__TASK DIRECTIONS__. Pictures do not belong in the copy, so please give every entry below again exactly.

__RECORDS SUPPLIED__.

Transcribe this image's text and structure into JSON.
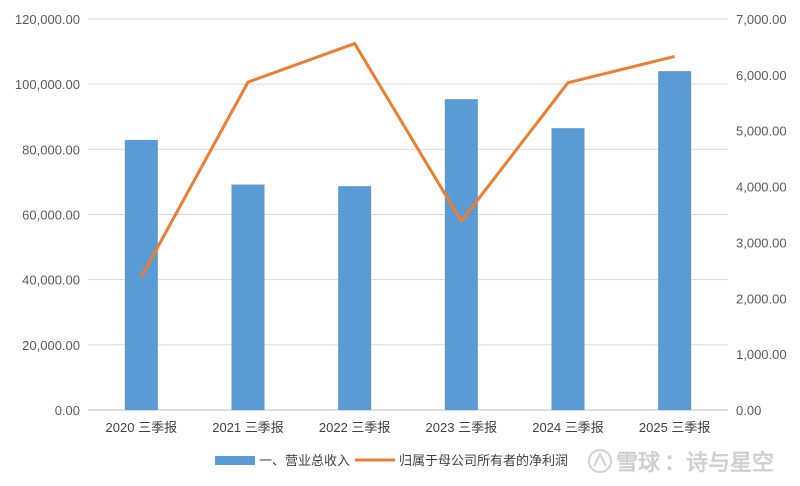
{
  "chart_data": {
    "type": "bar",
    "categories": [
      "2020 三季报",
      "2021 三季报",
      "2022 三季报",
      "2023 三季报",
      "2024 三季报",
      "2025 三季报"
    ],
    "series": [
      {
        "name": "一、营业总收入",
        "type": "bar",
        "axis": "left",
        "color": "#5b9bd5",
        "values": [
          82900,
          69200,
          68700,
          95400,
          86500,
          104000
        ]
      },
      {
        "name": "归属于母公司所有者的净利润",
        "type": "line",
        "axis": "right",
        "color": "#ed7d31",
        "values": [
          2380,
          5870,
          6560,
          3380,
          5860,
          6330
        ]
      }
    ],
    "y_left": {
      "ylim": [
        0,
        120000
      ],
      "ticks": [
        "0.00",
        "20,000.00",
        "40,000.00",
        "60,000.00",
        "80,000.00",
        "100,000.00",
        "120,000.00"
      ]
    },
    "y_right": {
      "ylim": [
        0,
        7000
      ],
      "ticks": [
        "0.00",
        "1,000.00",
        "2,000.00",
        "3,000.00",
        "4,000.00",
        "5,000.00",
        "6,000.00",
        "7,000.00"
      ]
    },
    "grid": true,
    "legend": "bottom",
    "title": "",
    "xlabel": "",
    "ylabel": ""
  },
  "watermark": {
    "brand": "雪球",
    "author": "：诗与星空"
  }
}
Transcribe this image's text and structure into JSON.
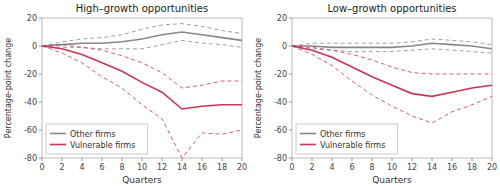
{
  "chart_data": [
    {
      "type": "line",
      "title": "High–growth opportunities",
      "x_label": "Quarters",
      "y_label": "Percentage-point change",
      "x": [
        0,
        2,
        4,
        6,
        8,
        10,
        12,
        14,
        16,
        18,
        20
      ],
      "xlim": [
        0,
        20
      ],
      "xticks": [
        0,
        2,
        4,
        6,
        8,
        10,
        12,
        14,
        16,
        18,
        20
      ],
      "ylim": [
        -80,
        20
      ],
      "yticks": [
        -80,
        -60,
        -40,
        -20,
        0,
        20
      ],
      "legend": "lower left",
      "grid": false,
      "series": [
        {
          "name": "Other firms",
          "color": "#888888",
          "values": [
            0,
            1,
            2,
            2,
            3,
            5,
            8,
            10,
            8,
            6,
            4
          ],
          "upper": [
            0,
            3,
            5,
            6,
            8,
            12,
            15,
            16,
            14,
            11,
            9
          ],
          "lower": [
            0,
            -1,
            -1,
            -2,
            -2,
            -2,
            1,
            4,
            2,
            1,
            -1
          ]
        },
        {
          "name": "Vulnerable firms",
          "color": "#cc3355",
          "values": [
            0,
            -2,
            -6,
            -12,
            -18,
            -26,
            -33,
            -45,
            -43,
            -42,
            -42
          ],
          "upper": [
            0,
            1,
            -1,
            -3,
            -7,
            -12,
            -19,
            -30,
            -28,
            -25,
            -25
          ],
          "lower": [
            0,
            -5,
            -12,
            -22,
            -30,
            -42,
            -52,
            -80,
            -62,
            -63,
            -60
          ]
        }
      ]
    },
    {
      "type": "line",
      "title": "Low–growth opportunities",
      "x_label": "Quarters",
      "y_label": "Percentage-point change",
      "x": [
        0,
        2,
        4,
        6,
        8,
        10,
        12,
        14,
        16,
        18,
        20
      ],
      "xlim": [
        0,
        20
      ],
      "xticks": [
        0,
        2,
        4,
        6,
        8,
        10,
        12,
        14,
        16,
        18,
        20
      ],
      "ylim": [
        -80,
        20
      ],
      "yticks": [
        -80,
        -60,
        -40,
        -20,
        0,
        20
      ],
      "legend": "lower left",
      "grid": false,
      "series": [
        {
          "name": "Other firms",
          "color": "#888888",
          "values": [
            0,
            0,
            -1,
            -1,
            -1,
            -1,
            0,
            2,
            1,
            0,
            -2
          ],
          "upper": [
            0,
            2,
            2,
            2,
            2,
            2,
            3,
            5,
            4,
            3,
            1
          ],
          "lower": [
            0,
            -2,
            -3,
            -4,
            -4,
            -4,
            -3,
            -2,
            -3,
            -4,
            -5
          ]
        },
        {
          "name": "Vulnerable firms",
          "color": "#cc3355",
          "values": [
            0,
            -3,
            -8,
            -15,
            -22,
            -28,
            -34,
            -36,
            -33,
            -30,
            -28
          ],
          "upper": [
            0,
            -1,
            -3,
            -6,
            -10,
            -15,
            -19,
            -20,
            -20,
            -20,
            -20
          ],
          "lower": [
            0,
            -6,
            -14,
            -25,
            -35,
            -43,
            -50,
            -55,
            -47,
            -42,
            -36
          ]
        }
      ]
    }
  ]
}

__WRITTEN RESPONSE__.
Transcribe this image's text and structure into JSON.
{
  "chart_data": {
    "type": "bar",
    "categories": [
      "2020 三季报",
      "2021 三季报",
      "2022 三季报",
      "2023 三季报",
      "2024 三季报",
      "2025 三季报"
    ],
    "series": [
      {
        "name": "一、营业总收入",
        "type": "bar",
        "axis": "left",
        "color": "#5b9bd5",
        "values": [
          82900,
          69200,
          68700,
          95400,
          86500,
          104000
        ]
      },
      {
        "name": "归属于母公司所有者的净利润",
        "type": "line",
        "axis": "right",
        "color": "#ed7d31",
        "values": [
          2380,
          5870,
          6560,
          3380,
          5860,
          6330
        ]
      }
    ],
    "y_left": {
      "ylim": [
        0,
        120000
      ],
      "ticks": [
        "0.00",
        "20,000.00",
        "40,000.00",
        "60,000.00",
        "80,000.00",
        "100,000.00",
        "120,000.00"
      ]
    },
    "y_right": {
      "ylim": [
        0,
        7000
      ],
      "ticks": [
        "0.00",
        "1,000.00",
        "2,000.00",
        "3,000.00",
        "4,000.00",
        "5,000.00",
        "6,000.00",
        "7,000.00"
      ]
    },
    "grid": true,
    "legend": "bottom",
    "title": "",
    "xlabel": "",
    "ylabel": ""
  },
  "watermark": {
    "brand": "雪球",
    "author": "：诗与星空"
  }
}
Transcribe this image's text and structure into JSON.
{
  "chart_data": [
    {
      "type": "line",
      "title": "High–growth opportunities",
      "x_label": "Quarters",
      "y_label": "Percentage-point change",
      "x": [
        0,
        2,
        4,
        6,
        8,
        10,
        12,
        14,
        16,
        18,
        20
      ],
      "xlim": [
        0,
        20
      ],
      "xticks": [
        0,
        2,
        4,
        6,
        8,
        10,
        12,
        14,
        16,
        18,
        20
      ],
      "ylim": [
        -80,
        20
      ],
      "yticks": [
        -80,
        -60,
        -40,
        -20,
        0,
        20
      ],
      "legend": "lower left",
      "grid": false,
      "series": [
        {
          "name": "Other firms",
          "color": "#888888",
          "values": [
            0,
            1,
            2,
            2,
            3,
            5,
            8,
            10,
            8,
            6,
            4
          ],
          "upper": [
            0,
            3,
            5,
            6,
            8,
            12,
            15,
            16,
            14,
            11,
            9
          ],
          "lower": [
            0,
            -1,
            -1,
            -2,
            -2,
            -2,
            1,
            4,
            2,
            1,
            -1
          ]
        },
        {
          "name": "Vulnerable firms",
          "color": "#cc3355",
          "values": [
            0,
            -2,
            -6,
            -12,
            -18,
            -26,
            -33,
            -45,
            -43,
            -42,
            -42
          ],
          "upper": [
            0,
            1,
            -1,
            -3,
            -7,
            -12,
            -19,
            -30,
            -28,
            -25,
            -25
          ],
          "lower": [
            0,
            -5,
            -12,
            -22,
            -30,
            -42,
            -52,
            -80,
            -62,
            -63,
            -60
          ]
        }
      ]
    },
    {
      "type": "line",
      "title": "Low–growth opportunities",
      "x_label": "Quarters",
      "y_label": "Percentage-point change",
      "x": [
        0,
        2,
        4,
        6,
        8,
        10,
        12,
        14,
        16,
        18,
        20
      ],
      "xlim": [
        0,
        20
      ],
      "xticks": [
        0,
        2,
        4,
        6,
        8,
        10,
        12,
        14,
        16,
        18,
        20
      ],
      "ylim": [
        -80,
        20
      ],
      "yticks": [
        -80,
        -60,
        -40,
        -20,
        0,
        20
      ],
      "legend": "lower left",
      "grid": false,
      "series": [
        {
          "name": "Other firms",
          "color": "#888888",
          "values": [
            0,
            0,
            -1,
            -1,
            -1,
            -1,
            0,
            2,
            1,
            0,
            -2
          ],
          "upper": [
            0,
            2,
            2,
            2,
            2,
            2,
            3,
            5,
            4,
            3,
            1
          ],
          "lower": [
            0,
            -2,
            -3,
            -4,
            -4,
            -4,
            -3,
            -2,
            -3,
            -4,
            -5
          ]
        },
        {
          "name": "Vulnerable firms",
          "color": "#cc3355",
          "values": [
            0,
            -3,
            -8,
            -15,
            -22,
            -28,
            -34,
            -36,
            -33,
            -30,
            -28
          ],
          "upper": [
            0,
            -1,
            -3,
            -6,
            -10,
            -15,
            -19,
            -20,
            -20,
            -20,
            -20
          ],
          "lower": [
            0,
            -6,
            -14,
            -25,
            -35,
            -43,
            -50,
            -55,
            -47,
            -42,
            -36
          ]
        }
      ]
    }
  ]
}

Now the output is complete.